═══ Dataset ═══

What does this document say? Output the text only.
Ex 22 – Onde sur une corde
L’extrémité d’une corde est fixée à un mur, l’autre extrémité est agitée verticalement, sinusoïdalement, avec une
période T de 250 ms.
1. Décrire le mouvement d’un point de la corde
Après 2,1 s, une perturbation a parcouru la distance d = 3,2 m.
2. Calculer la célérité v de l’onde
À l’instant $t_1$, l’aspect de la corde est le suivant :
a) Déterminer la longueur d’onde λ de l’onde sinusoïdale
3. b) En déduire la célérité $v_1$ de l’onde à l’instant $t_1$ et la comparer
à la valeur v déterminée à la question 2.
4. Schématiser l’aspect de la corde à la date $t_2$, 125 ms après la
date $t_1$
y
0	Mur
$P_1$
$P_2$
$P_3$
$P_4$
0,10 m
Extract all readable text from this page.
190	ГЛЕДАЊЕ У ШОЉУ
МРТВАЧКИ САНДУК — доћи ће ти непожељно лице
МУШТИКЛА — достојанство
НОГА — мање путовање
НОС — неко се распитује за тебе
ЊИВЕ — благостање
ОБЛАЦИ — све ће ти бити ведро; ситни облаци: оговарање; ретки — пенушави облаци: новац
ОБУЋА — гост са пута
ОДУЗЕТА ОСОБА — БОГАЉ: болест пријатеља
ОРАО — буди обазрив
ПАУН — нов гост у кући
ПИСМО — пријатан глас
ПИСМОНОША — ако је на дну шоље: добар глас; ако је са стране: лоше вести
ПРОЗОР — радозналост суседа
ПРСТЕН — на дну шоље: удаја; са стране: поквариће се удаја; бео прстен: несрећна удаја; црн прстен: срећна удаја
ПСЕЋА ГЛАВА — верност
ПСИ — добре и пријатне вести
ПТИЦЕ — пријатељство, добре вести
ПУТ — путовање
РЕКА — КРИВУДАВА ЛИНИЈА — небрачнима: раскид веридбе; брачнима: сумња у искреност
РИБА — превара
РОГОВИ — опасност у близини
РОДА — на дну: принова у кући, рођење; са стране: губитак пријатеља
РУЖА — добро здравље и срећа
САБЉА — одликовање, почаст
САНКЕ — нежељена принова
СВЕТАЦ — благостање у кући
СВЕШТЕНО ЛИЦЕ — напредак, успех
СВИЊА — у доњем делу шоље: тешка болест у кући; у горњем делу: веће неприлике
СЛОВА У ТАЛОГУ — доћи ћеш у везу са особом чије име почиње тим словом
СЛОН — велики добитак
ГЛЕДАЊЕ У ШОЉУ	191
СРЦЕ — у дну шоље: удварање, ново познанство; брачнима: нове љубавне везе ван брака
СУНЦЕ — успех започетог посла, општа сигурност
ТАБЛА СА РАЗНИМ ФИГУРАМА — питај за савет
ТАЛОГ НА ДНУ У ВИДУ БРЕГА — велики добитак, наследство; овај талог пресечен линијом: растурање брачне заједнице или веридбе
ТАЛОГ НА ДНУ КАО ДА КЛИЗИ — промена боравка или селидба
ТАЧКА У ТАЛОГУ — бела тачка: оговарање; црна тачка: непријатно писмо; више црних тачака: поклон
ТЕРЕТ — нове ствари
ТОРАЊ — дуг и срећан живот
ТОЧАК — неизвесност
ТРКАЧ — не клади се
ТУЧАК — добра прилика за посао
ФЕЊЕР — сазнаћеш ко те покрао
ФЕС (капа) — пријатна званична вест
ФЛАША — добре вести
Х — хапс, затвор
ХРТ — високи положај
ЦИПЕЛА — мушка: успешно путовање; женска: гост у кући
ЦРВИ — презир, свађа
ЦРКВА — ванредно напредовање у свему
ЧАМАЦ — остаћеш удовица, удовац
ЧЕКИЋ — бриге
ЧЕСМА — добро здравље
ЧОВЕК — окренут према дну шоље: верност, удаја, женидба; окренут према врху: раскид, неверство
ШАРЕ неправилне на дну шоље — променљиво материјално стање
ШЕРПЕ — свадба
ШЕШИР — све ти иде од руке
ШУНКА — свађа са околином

═══

Required work
A line counts if it holds the word "раскид". Work out how many lines in the listing count, and give only that number.

Solution for this problem
2